The records below must be copied in full; omit the images.
++++ DATA SECTION
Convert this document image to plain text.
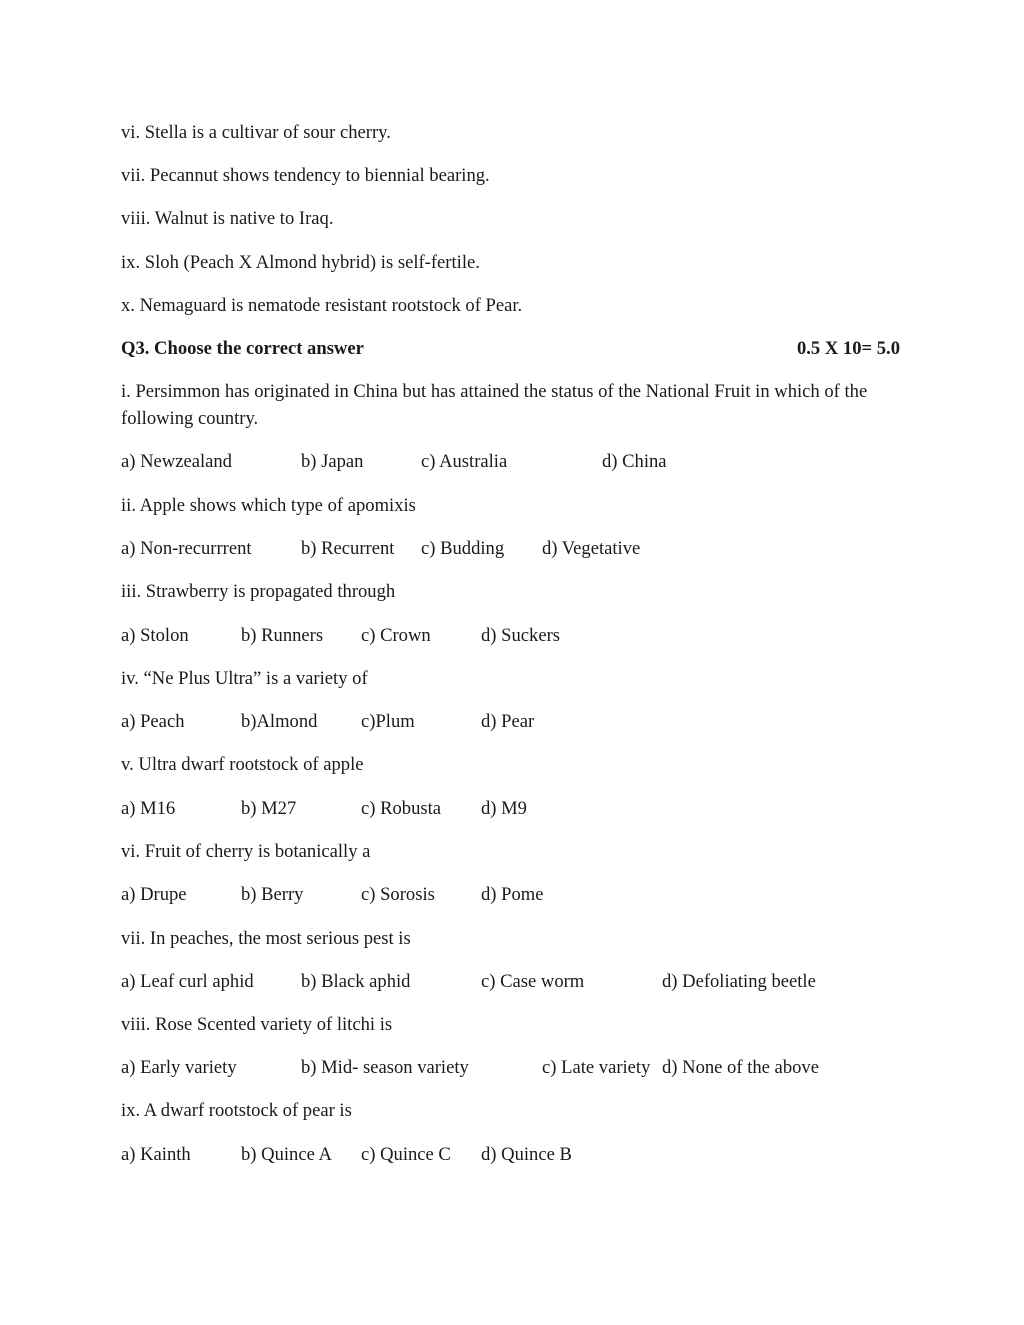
vi. Stella is a cultivar of sour cherry.
vii. Pecannut shows tendency to biennial bearing.
viii. Walnut is native to Iraq.
ix. Sloh (Peach X Almond hybrid) is self-fertile.
x. Nemaguard is nematode resistant rootstock of Pear.
Q3. Choose the correct answer	0.5 X 10= 5.0
i. Persimmon has originated in China but has attained the status of the National Fruit in which of the following country.
a) Newzealand	b) Japan	c) Australia	d) China
ii. Apple shows which type of apomixis
a) Non-recurrrent	b) Recurrent c) Budding d) Vegetative
iii. Strawberry is propagated through
a) Stolon	b) Runners c) Crown	d) Suckers
iv. “Ne Plus Ultra” is a variety of
a) Peach	b)Almond c)Plum	d) Pear
v. Ultra dwarf rootstock of apple
a) M16	b) M27	c) Robusta d) M9
vi. Fruit of cherry is botanically a
a) Drupe	b) Berry	c) Sorosis d) Pome
vii. In peaches, the most serious pest is
a) Leaf curl aphid	b) Black aphid	c) Case worm	d) Defoliating beetle
viii. Rose Scented variety of litchi is
a) Early variety	b) Mid- season variety	c) Late variety d) None of the above
ix. A dwarf rootstock of pear is
a) Kainth	b) Quince A c) Quince C d) Quince B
++++++++
- _EXERCISE RESPONSE_
Convert this document image to plain text.
vi. Stella is a cultivar of sour cherry.
vii. Pecannut shows tendency to biennial bearing.
viii. Walnut is native to Iraq.
ix. Sloh (Peach X Almond hybrid) is self-fertile.
x. Nemaguard is nematode resistant rootstock of Pear.
Q3. Choose the correct answer	0.5 X 10= 5.0
i. Persimmon has originated in China but has attained the status of the National Fruit in which of the following country.
a) Newzealand	b) Japan	c) Australia	d) China
ii. Apple shows which type of apomixis
a) Non-recurrrent	b) Recurrent c) Budding d) Vegetative
iii. Strawberry is propagated through
a) Stolon	b) Runners c) Crown	d) Suckers
iv. “Ne Plus Ultra” is a variety of
a) Peach	b)Almond c)Plum	d) Pear
v. Ultra dwarf rootstock of apple
a) M16	b) M27	c) Robusta d) M9
vi. Fruit of cherry is botanically a
a) Drupe	b) Berry	c) Sorosis d) Pome
vii. In peaches, the most serious pest is
a) Leaf curl aphid	b) Black aphid	c) Case worm	d) Defoliating beetle
viii. Rose Scented variety of litchi is
a) Early variety	b) Mid- season variety	c) Late variety d) None of the above
ix. A dwarf rootstock of pear is
a) Kainth	b) Quince A c) Quince C d) Quince B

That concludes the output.